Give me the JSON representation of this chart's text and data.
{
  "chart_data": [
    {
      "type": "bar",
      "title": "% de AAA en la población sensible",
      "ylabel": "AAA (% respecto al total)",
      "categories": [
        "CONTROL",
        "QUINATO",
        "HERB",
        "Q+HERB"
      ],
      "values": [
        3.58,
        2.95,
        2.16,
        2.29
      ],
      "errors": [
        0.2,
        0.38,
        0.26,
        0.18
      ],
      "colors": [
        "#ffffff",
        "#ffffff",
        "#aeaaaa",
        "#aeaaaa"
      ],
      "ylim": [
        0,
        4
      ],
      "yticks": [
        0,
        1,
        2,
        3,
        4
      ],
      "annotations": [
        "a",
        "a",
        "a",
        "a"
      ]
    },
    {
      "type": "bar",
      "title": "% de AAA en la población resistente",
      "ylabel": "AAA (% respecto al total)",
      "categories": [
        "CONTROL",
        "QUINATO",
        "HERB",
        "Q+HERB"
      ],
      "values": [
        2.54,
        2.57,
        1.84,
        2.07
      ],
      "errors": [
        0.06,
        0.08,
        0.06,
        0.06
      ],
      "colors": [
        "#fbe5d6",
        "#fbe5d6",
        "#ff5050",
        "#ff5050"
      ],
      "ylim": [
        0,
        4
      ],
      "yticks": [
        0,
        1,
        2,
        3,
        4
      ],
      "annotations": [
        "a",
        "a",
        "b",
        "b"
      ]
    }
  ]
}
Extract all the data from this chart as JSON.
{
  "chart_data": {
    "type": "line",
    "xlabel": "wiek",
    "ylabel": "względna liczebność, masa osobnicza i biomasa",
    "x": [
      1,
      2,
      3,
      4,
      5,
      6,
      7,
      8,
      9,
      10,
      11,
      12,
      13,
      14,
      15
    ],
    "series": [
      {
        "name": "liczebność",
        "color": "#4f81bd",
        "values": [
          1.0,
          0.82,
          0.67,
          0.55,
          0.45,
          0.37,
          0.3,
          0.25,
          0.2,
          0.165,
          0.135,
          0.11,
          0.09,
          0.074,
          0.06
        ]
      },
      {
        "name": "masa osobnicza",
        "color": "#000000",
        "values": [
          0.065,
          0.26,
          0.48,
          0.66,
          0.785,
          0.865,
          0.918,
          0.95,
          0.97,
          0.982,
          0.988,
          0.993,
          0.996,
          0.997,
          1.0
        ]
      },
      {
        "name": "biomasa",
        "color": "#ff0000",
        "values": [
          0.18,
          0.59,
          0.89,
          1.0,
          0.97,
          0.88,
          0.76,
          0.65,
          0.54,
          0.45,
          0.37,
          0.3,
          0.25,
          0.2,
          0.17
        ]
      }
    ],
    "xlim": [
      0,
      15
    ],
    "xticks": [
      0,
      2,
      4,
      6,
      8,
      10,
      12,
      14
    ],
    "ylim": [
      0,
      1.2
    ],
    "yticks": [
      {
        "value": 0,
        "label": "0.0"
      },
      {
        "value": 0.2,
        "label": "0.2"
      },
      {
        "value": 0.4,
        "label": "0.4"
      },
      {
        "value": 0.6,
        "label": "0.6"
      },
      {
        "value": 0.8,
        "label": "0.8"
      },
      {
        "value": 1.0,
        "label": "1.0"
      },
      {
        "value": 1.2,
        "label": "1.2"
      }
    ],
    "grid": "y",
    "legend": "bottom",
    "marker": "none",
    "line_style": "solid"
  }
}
□ □ □ □ □
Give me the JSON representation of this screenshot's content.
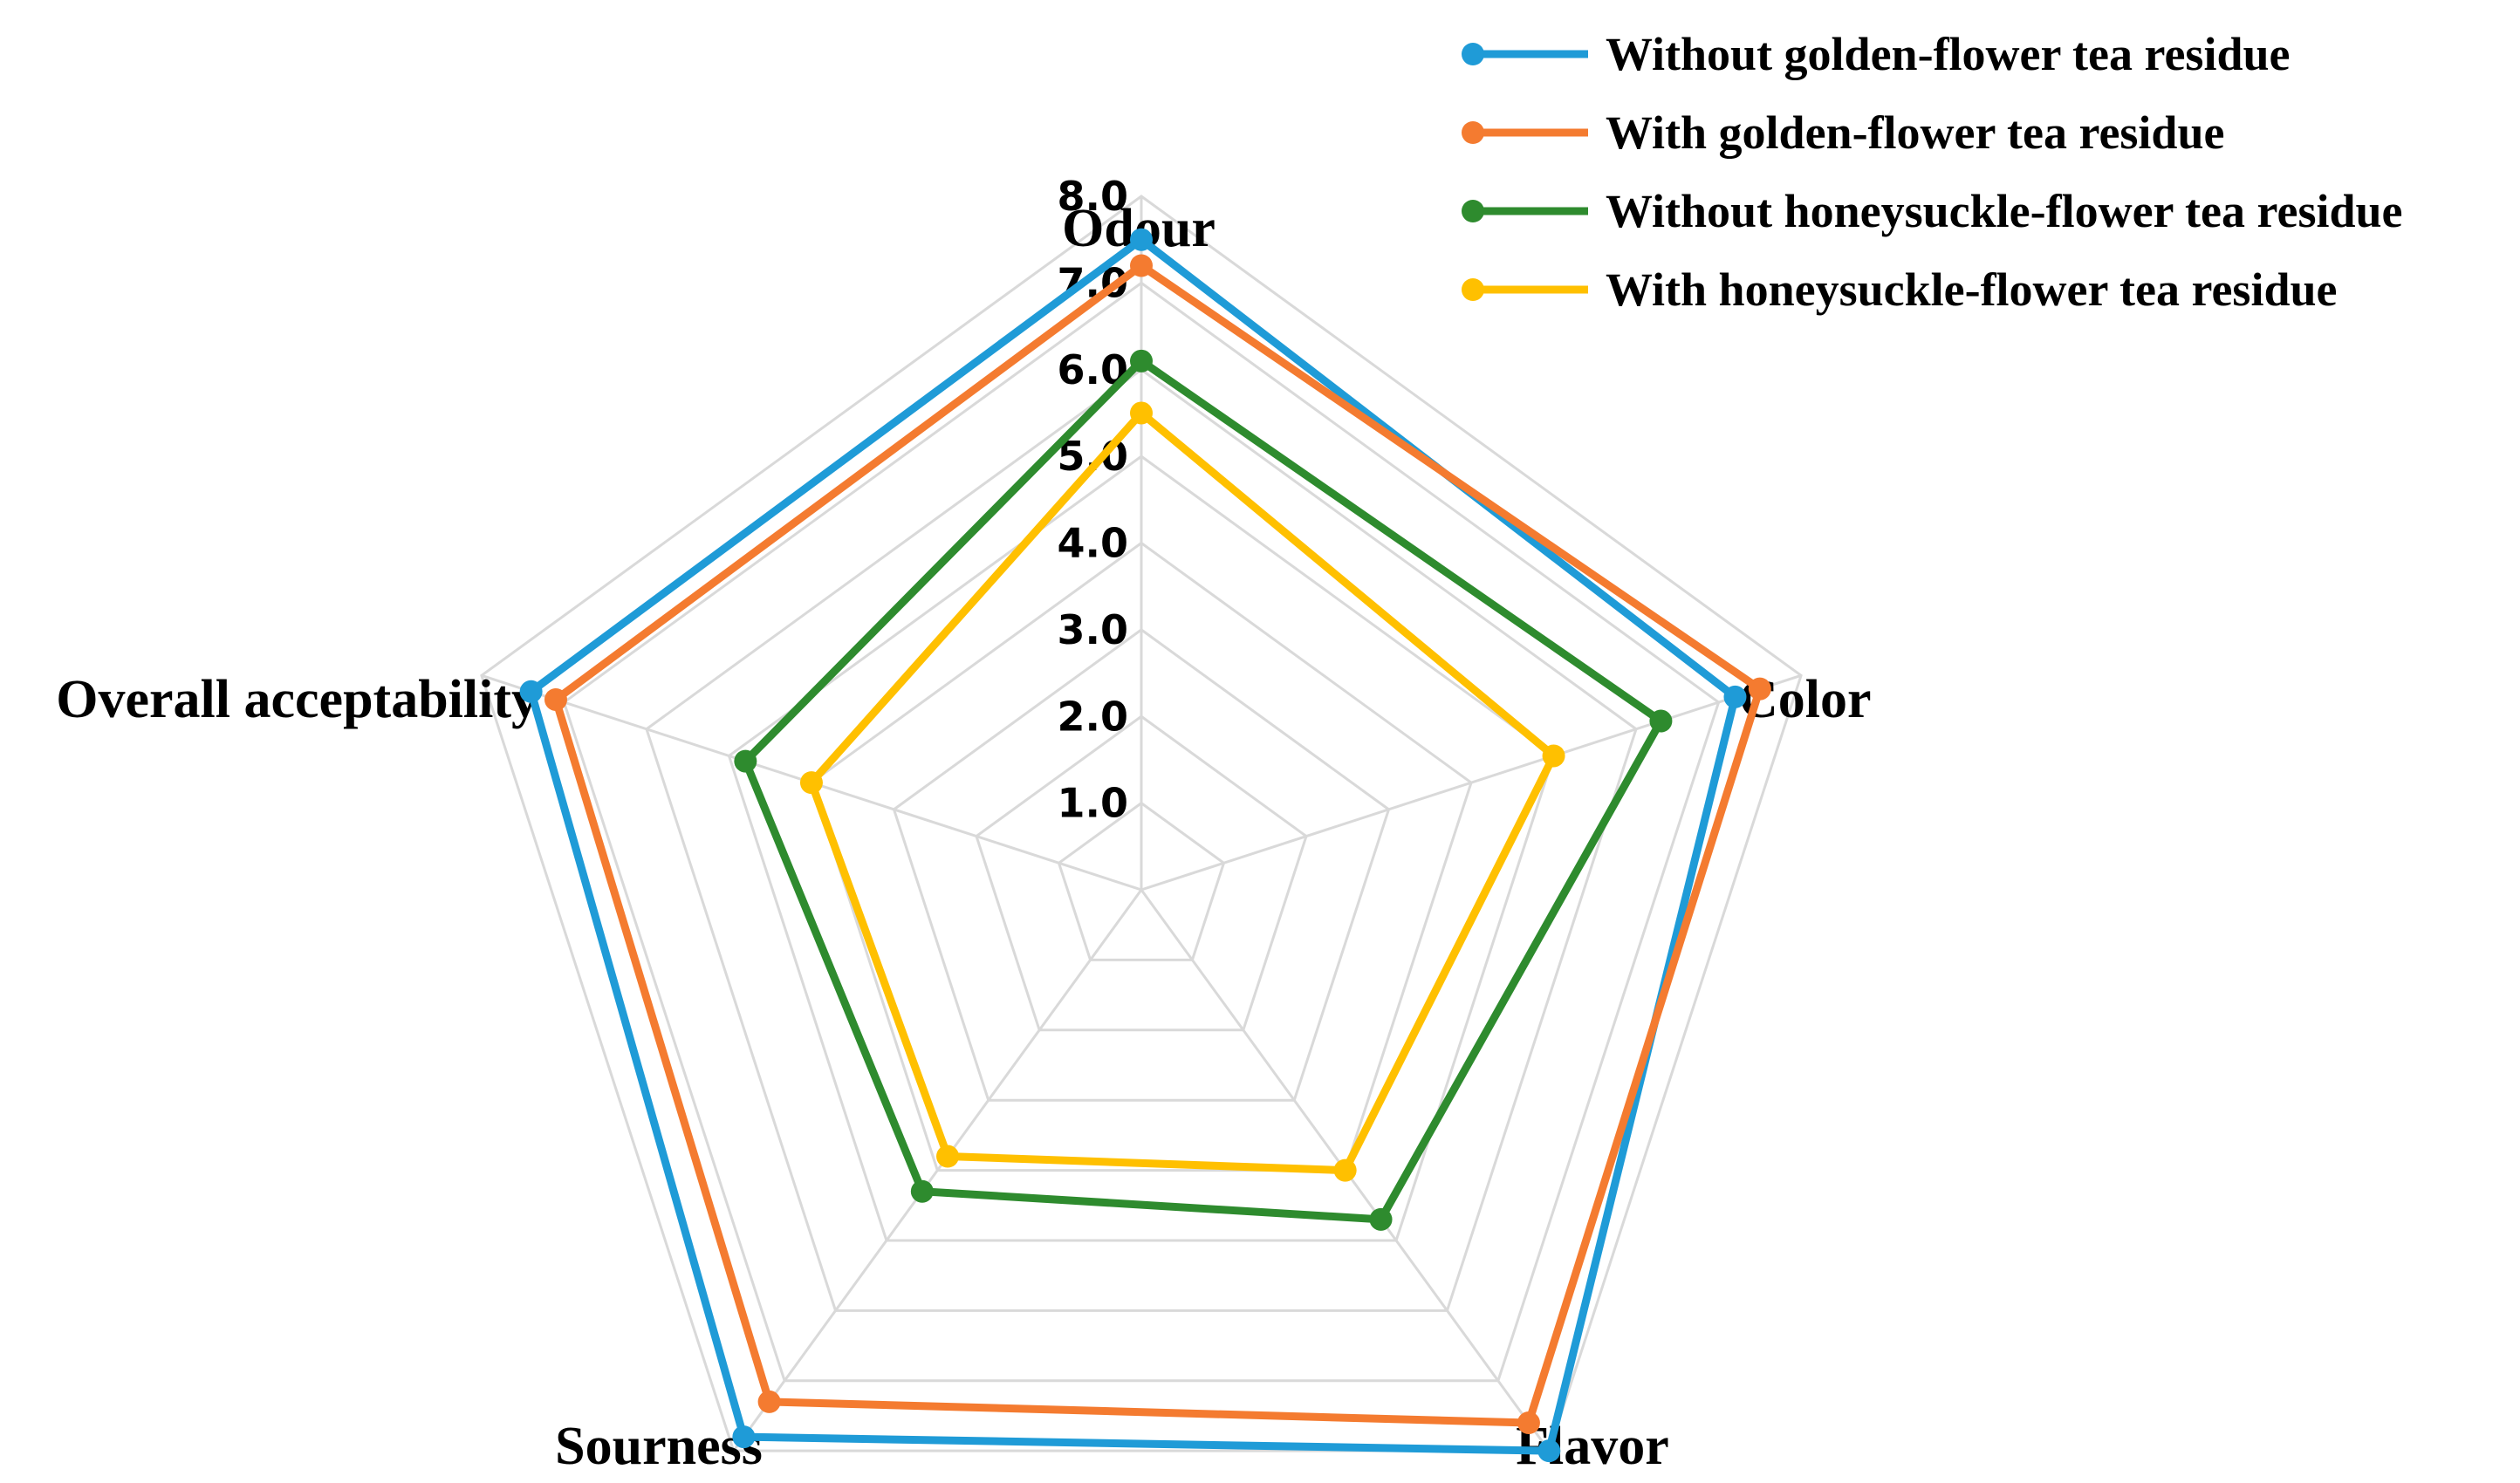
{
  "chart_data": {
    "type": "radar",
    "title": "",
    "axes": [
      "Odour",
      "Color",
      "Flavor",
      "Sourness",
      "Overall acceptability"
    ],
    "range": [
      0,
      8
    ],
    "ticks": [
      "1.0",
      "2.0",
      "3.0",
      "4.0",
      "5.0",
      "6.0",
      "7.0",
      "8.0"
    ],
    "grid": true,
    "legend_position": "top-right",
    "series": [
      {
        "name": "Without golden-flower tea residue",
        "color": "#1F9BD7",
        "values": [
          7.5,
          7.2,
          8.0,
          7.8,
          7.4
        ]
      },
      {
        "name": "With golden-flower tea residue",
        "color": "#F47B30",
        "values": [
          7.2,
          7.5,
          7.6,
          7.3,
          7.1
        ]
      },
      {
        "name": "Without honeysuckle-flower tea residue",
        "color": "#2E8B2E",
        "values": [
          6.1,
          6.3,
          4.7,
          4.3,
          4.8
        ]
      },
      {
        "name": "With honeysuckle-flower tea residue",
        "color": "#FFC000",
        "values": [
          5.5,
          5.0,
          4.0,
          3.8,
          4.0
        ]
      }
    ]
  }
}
□ □ □ □ □
### OBJECTIVE
Read the data above. Pull out each line in which the string "honeysuckle" appears.

### RESULT FOR THIS TASK
        "name": "Without honeysuckle-flower tea residue",
        "name": "With honeysuckle-flower tea residue",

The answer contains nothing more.